* [Task statement]:
Print the entries in full, word for word, but not the pictures.

* [Data rows]:
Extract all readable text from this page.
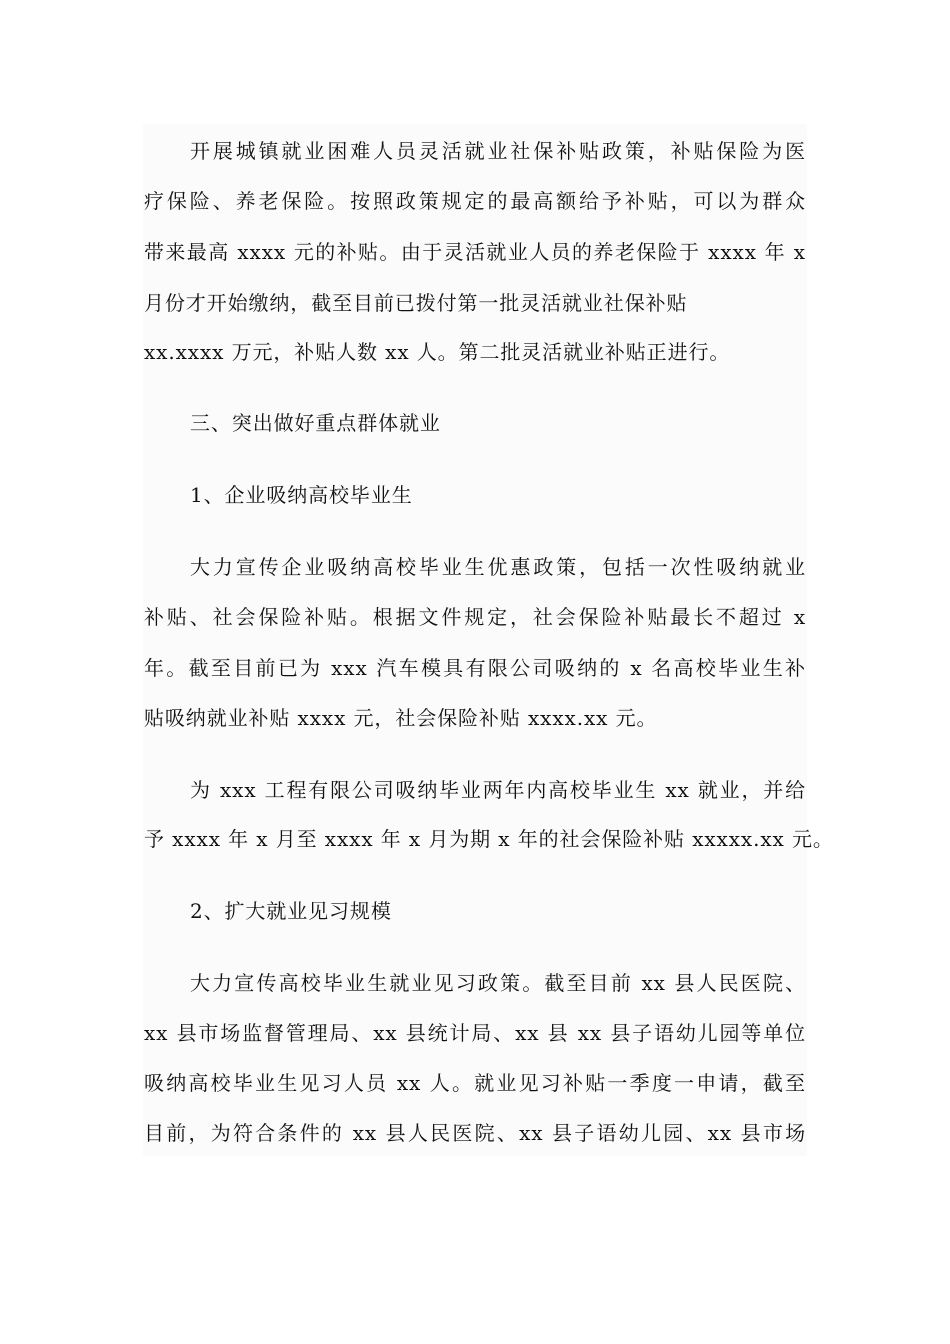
开展城镇就业困难人员灵活就业社保补贴政策，补贴保险为医
疗保险、养老保险。按照政策规定的最高额给予补贴，可以为群众
带来最高 xxxx 元的补贴。由于灵活就业人员的养老保险于 xxxx 年 x
月份才开始缴纳，截至目前已拨付第一批灵活就业社保补贴
xx.xxxx 万元，补贴人数 xx 人。第二批灵活就业补贴正进行。
三、突出做好重点群体就业
1、企业吸纳高校毕业生
大力宣传企业吸纳高校毕业生优惠政策，包括一次性吸纳就业
补贴、社会保险补贴。根据文件规定，社会保险补贴最长不超过 x
年。截至目前已为 xxx 汽车模具有限公司吸纳的 x 名高校毕业生补
贴吸纳就业补贴 xxxx 元，社会保险补贴 xxxx.xx 元。
为 xxx 工程有限公司吸纳毕业两年内高校毕业生 xx 就业，并给
予 xxxx 年 x 月至 xxxx 年 x 月为期 x 年的社会保险补贴 xxxxx.xx 元。
2、扩大就业见习规模
大力宣传高校毕业生就业见习政策。截至目前 xx 县人民医院、
xx 县市场监督管理局、xx 县统计局、xx 县 xx 县子语幼儿园等单位
吸纳高校毕业生见习人员 xx 人。就业见习补贴一季度一申请，截至
目前，为符合条件的 xx 县人民医院、xx 县子语幼儿园、xx 县市场
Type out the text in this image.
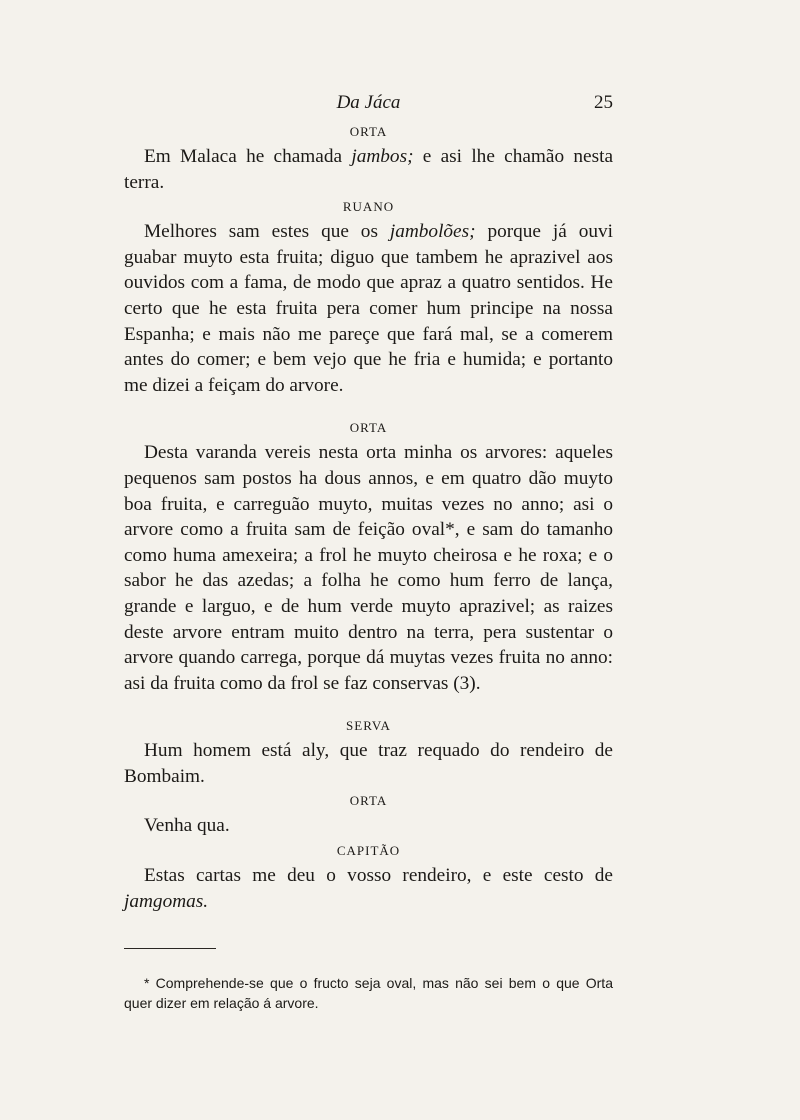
Da Jáca	25
ORTA

Em Malaca he chamada jambos; e asi lhe chamão nesta terra.

RUANO

Melhores sam estes que os jambolões; porque já ouvi guabar muyto esta fruita; diguo que tambem he aprazivel aos ouvidos com a fama, de modo que apraz a quatro sentidos. He certo que he esta fruita pera comer hum principe na nossa Espanha; e mais não me pareçe que fará mal, se a comerem antes do comer; e bem vejo que he fria e humida; e portanto me dizei a feiçam do arvore.

ORTA

Desta varanda vereis nesta orta minha os arvores: aqueles pequenos sam postos ha dous annos, e em quatro dão muyto boa fruita, e carreguão muyto, muitas vezes no anno; asi o arvore como a fruita sam de feição oval*, e sam do tamanho como huma amexeira; a frol he muyto cheirosa e he roxa; e o sabor he das azedas; a folha he como hum ferro de lança, grande e larguo, e de hum verde muyto aprazivel; as raizes deste arvore entram muito dentro na terra, pera sustentar o arvore quando carrega, porque dá muytas vezes fruita no anno: asi da fruita como da frol se faz conservas (3).

SERVA

Hum homem está aly, que traz requado do rendeiro de Bombaim.

ORTA

Venha qua.

CAPITÃO

Estas cartas me deu o vosso rendeiro, e este cesto de jamgomas.

* Comprehende-se que o fructo seja oval, mas não sei bem o que Orta quer dizer em relação á arvore.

* [Solution below]:
Extract all readable text from this page.
开展城镇就业困难人员灵活就业社保补贴政策，补贴保险为医
疗保险、养老保险。按照政策规定的最高额给予补贴，可以为群众
带来最高 xxxx 元的补贴。由于灵活就业人员的养老保险于 xxxx 年 x
月份才开始缴纳，截至目前已拨付第一批灵活就业社保补贴
xx.xxxx 万元，补贴人数 xx 人。第二批灵活就业补贴正进行。
三、突出做好重点群体就业
1、企业吸纳高校毕业生
大力宣传企业吸纳高校毕业生优惠政策，包括一次性吸纳就业
补贴、社会保险补贴。根据文件规定，社会保险补贴最长不超过 x
年。截至目前已为 xxx 汽车模具有限公司吸纳的 x 名高校毕业生补
贴吸纳就业补贴 xxxx 元，社会保险补贴 xxxx.xx 元。
为 xxx 工程有限公司吸纳毕业两年内高校毕业生 xx 就业，并给
予 xxxx 年 x 月至 xxxx 年 x 月为期 x 年的社会保险补贴 xxxxx.xx 元。
2、扩大就业见习规模
大力宣传高校毕业生就业见习政策。截至目前 xx 县人民医院、
xx 县市场监督管理局、xx 县统计局、xx 县 xx 县子语幼儿园等单位
吸纳高校毕业生见习人员 xx 人。就业见习补贴一季度一申请，截至
目前，为符合条件的 xx 县人民医院、xx 县子语幼儿园、xx 县市场
Type out the text in this image.
Da Jáca	25
ORTA

Em Malaca he chamada jambos; e asi lhe chamão nesta terra.

RUANO

Melhores sam estes que os jambolões; porque já ouvi guabar muyto esta fruita; diguo que tambem he aprazivel aos ouvidos com a fama, de modo que apraz a quatro sentidos. He certo que he esta fruita pera comer hum principe na nossa Espanha; e mais não me pareçe que fará mal, se a comerem antes do comer; e bem vejo que he fria e humida; e portanto me dizei a feiçam do arvore.

ORTA

Desta varanda vereis nesta orta minha os arvores: aqueles pequenos sam postos ha dous annos, e em quatro dão muyto boa fruita, e carreguão muyto, muitas vezes no anno; asi o arvore como a fruita sam de feição oval*, e sam do tamanho como huma amexeira; a frol he muyto cheirosa e he roxa; e o sabor he das azedas; a folha he como hum ferro de lança, grande e larguo, e de hum verde muyto aprazivel; as raizes deste arvore entram muito dentro na terra, pera sustentar o arvore quando carrega, porque dá muytas vezes fruita no anno: asi da fruita como da frol se faz conservas (3).

SERVA

Hum homem está aly, que traz requado do rendeiro de Bombaim.

ORTA

Venha qua.

CAPITÃO

Estas cartas me deu o vosso rendeiro, e este cesto de jamgomas.

* Comprehende-se que o fructo seja oval, mas não sei bem o que Orta quer dizer em relação á arvore.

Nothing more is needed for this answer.